EXERCISE REQUIREMENTS: Reproduce each line exactly. Skip none.

----------------

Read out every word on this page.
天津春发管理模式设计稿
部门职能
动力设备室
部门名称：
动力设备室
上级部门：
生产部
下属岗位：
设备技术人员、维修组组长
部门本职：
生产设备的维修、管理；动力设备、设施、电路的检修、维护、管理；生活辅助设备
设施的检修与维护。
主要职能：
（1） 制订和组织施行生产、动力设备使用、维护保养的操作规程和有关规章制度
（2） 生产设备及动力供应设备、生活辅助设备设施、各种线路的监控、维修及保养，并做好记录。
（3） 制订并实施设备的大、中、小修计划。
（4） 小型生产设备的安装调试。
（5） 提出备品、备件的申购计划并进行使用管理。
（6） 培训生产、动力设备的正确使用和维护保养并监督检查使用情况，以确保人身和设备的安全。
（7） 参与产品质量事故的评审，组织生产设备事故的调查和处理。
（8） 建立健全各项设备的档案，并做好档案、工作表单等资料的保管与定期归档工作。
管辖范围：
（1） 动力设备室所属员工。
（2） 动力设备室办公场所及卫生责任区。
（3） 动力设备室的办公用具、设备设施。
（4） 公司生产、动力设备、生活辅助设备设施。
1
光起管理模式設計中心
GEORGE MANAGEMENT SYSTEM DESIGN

----------------

WORKED SOLUTION:
Read out every word on this page.
天津春发管理模式设计稿
部门职能
动力设备室
部门名称：
动力设备室
上级部门：
生产部
下属岗位：
设备技术人员、维修组组长
部门本职：
生产设备的维修、管理；动力设备、设施、电路的检修、维护、管理；生活辅助设备
设施的检修与维护。
主要职能：
（1） 制订和组织施行生产、动力设备使用、维护保养的操作规程和有关规章制度
（2） 生产设备及动力供应设备、生活辅助设备设施、各种线路的监控、维修及保养，并做好记录。
（3） 制订并实施设备的大、中、小修计划。
（4） 小型生产设备的安装调试。
（5） 提出备品、备件的申购计划并进行使用管理。
（6） 培训生产、动力设备的正确使用和维护保养并监督检查使用情况，以确保人身和设备的安全。
（7） 参与产品质量事故的评审，组织生产设备事故的调查和处理。
（8） 建立健全各项设备的档案，并做好档案、工作表单等资料的保管与定期归档工作。
管辖范围：
（1） 动力设备室所属员工。
（2） 动力设备室办公场所及卫生责任区。
（3） 动力设备室的办公用具、设备设施。
（4） 公司生产、动力设备、生活辅助设备设施。
1
光起管理模式設計中心
GEORGE MANAGEMENT SYSTEM DESIGN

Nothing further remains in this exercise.